■ Task prompt ■
Your task is to locate every line holding the string "December" and to copy each of them.

(Entries taken from a collection)
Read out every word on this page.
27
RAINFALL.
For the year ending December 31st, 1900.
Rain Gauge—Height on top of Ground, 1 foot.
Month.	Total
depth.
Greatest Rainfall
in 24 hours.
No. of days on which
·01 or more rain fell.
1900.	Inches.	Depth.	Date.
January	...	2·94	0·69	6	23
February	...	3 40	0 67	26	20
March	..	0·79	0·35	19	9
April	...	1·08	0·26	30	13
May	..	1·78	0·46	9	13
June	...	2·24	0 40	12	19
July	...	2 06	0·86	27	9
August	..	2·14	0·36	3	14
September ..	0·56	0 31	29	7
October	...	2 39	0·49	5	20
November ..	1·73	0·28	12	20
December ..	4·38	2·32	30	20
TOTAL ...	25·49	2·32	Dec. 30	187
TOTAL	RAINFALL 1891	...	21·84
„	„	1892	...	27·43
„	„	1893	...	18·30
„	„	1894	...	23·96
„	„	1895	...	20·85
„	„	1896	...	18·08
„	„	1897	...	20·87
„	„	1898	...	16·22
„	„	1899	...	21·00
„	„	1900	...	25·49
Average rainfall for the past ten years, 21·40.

■ Answer for the task ■
For the year ending December 31st, 1900.
December ..	4·38	2·32	30	20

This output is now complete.